### [Problem]
Your task is to repeat all of the material exactly.

+++ The records +++

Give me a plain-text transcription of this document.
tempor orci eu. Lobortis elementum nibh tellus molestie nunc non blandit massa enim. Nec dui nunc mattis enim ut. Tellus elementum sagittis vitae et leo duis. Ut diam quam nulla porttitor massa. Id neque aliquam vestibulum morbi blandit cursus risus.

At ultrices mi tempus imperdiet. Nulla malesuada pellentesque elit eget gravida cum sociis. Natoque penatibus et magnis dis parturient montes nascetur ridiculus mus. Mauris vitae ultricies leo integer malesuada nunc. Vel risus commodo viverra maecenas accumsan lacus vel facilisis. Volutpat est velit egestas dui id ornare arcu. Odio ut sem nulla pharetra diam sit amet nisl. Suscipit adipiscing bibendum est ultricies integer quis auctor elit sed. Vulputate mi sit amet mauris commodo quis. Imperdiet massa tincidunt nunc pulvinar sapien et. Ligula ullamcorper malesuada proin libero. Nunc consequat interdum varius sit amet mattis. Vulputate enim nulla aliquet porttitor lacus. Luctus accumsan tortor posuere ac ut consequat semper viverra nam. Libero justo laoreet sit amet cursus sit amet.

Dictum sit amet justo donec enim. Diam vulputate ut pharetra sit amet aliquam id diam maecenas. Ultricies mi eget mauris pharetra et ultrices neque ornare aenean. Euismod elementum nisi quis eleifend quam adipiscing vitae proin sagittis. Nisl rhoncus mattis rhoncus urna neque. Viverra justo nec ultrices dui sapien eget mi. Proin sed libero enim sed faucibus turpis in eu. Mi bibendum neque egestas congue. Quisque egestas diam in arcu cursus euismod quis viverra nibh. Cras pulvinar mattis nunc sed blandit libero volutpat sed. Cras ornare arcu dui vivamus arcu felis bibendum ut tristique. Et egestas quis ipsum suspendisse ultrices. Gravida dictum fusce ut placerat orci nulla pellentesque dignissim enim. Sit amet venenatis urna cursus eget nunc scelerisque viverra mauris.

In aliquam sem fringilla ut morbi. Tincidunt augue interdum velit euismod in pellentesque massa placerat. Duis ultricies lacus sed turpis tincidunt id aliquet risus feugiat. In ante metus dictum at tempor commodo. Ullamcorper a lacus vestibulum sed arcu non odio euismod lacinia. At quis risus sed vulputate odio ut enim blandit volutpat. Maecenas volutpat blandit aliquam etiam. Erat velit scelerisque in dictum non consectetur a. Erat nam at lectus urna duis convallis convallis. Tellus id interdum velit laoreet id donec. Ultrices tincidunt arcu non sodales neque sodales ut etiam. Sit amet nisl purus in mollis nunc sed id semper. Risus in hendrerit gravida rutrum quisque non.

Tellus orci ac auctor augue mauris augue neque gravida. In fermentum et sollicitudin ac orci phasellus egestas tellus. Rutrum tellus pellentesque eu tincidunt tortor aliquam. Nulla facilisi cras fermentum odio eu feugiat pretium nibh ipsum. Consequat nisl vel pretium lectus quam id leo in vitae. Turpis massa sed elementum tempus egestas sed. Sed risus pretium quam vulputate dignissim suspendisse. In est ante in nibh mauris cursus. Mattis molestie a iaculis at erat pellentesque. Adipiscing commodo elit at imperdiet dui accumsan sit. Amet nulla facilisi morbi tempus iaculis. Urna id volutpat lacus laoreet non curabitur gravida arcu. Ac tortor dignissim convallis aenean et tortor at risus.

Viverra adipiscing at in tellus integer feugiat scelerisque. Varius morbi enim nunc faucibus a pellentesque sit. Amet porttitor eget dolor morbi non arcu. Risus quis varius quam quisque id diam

+++

### [Response]
Give me a plain-text transcription of this document.
tempor orci eu. Lobortis elementum nibh tellus molestie nunc non blandit massa enim. Nec dui nunc mattis enim ut. Tellus elementum sagittis vitae et leo duis. Ut diam quam nulla porttitor massa. Id neque aliquam vestibulum morbi blandit cursus risus.

At ultrices mi tempus imperdiet. Nulla malesuada pellentesque elit eget gravida cum sociis. Natoque penatibus et magnis dis parturient montes nascetur ridiculus mus. Mauris vitae ultricies leo integer malesuada nunc. Vel risus commodo viverra maecenas accumsan lacus vel facilisis. Volutpat est velit egestas dui id ornare arcu. Odio ut sem nulla pharetra diam sit amet nisl. Suscipit adipiscing bibendum est ultricies integer quis auctor elit sed. Vulputate mi sit amet mauris commodo quis. Imperdiet massa tincidunt nunc pulvinar sapien et. Ligula ullamcorper malesuada proin libero. Nunc consequat interdum varius sit amet mattis. Vulputate enim nulla aliquet porttitor lacus. Luctus accumsan tortor posuere ac ut consequat semper viverra nam. Libero justo laoreet sit amet cursus sit amet.

Dictum sit amet justo donec enim. Diam vulputate ut pharetra sit amet aliquam id diam maecenas. Ultricies mi eget mauris pharetra et ultrices neque ornare aenean. Euismod elementum nisi quis eleifend quam adipiscing vitae proin sagittis. Nisl rhoncus mattis rhoncus urna neque. Viverra justo nec ultrices dui sapien eget mi. Proin sed libero enim sed faucibus turpis in eu. Mi bibendum neque egestas congue. Quisque egestas diam in arcu cursus euismod quis viverra nibh. Cras pulvinar mattis nunc sed blandit libero volutpat sed. Cras ornare arcu dui vivamus arcu felis bibendum ut tristique. Et egestas quis ipsum suspendisse ultrices. Gravida dictum fusce ut placerat orci nulla pellentesque dignissim enim. Sit amet venenatis urna cursus eget nunc scelerisque viverra mauris.

In aliquam sem fringilla ut morbi. Tincidunt augue interdum velit euismod in pellentesque massa placerat. Duis ultricies lacus sed turpis tincidunt id aliquet risus feugiat. In ante metus dictum at tempor commodo. Ullamcorper a lacus vestibulum sed arcu non odio euismod lacinia. At quis risus sed vulputate odio ut enim blandit volutpat. Maecenas volutpat blandit aliquam etiam. Erat velit scelerisque in dictum non consectetur a. Erat nam at lectus urna duis convallis convallis. Tellus id interdum velit laoreet id donec. Ultrices tincidunt arcu non sodales neque sodales ut etiam. Sit amet nisl purus in mollis nunc sed id semper. Risus in hendrerit gravida rutrum quisque non.

Tellus orci ac auctor augue mauris augue neque gravida. In fermentum et sollicitudin ac orci phasellus egestas tellus. Rutrum tellus pellentesque eu tincidunt tortor aliquam. Nulla facilisi cras fermentum odio eu feugiat pretium nibh ipsum. Consequat nisl vel pretium lectus quam id leo in vitae. Turpis massa sed elementum tempus egestas sed. Sed risus pretium quam vulputate dignissim suspendisse. In est ante in nibh mauris cursus. Mattis molestie a iaculis at erat pellentesque. Adipiscing commodo elit at imperdiet dui accumsan sit. Amet nulla facilisi morbi tempus iaculis. Urna id volutpat lacus laoreet non curabitur gravida arcu. Ac tortor dignissim convallis aenean et tortor at risus.

Viverra adipiscing at in tellus integer feugiat scelerisque. Varius morbi enim nunc faucibus a pellentesque sit. Amet porttitor eget dolor morbi non arcu. Risus quis varius quam quisque id diam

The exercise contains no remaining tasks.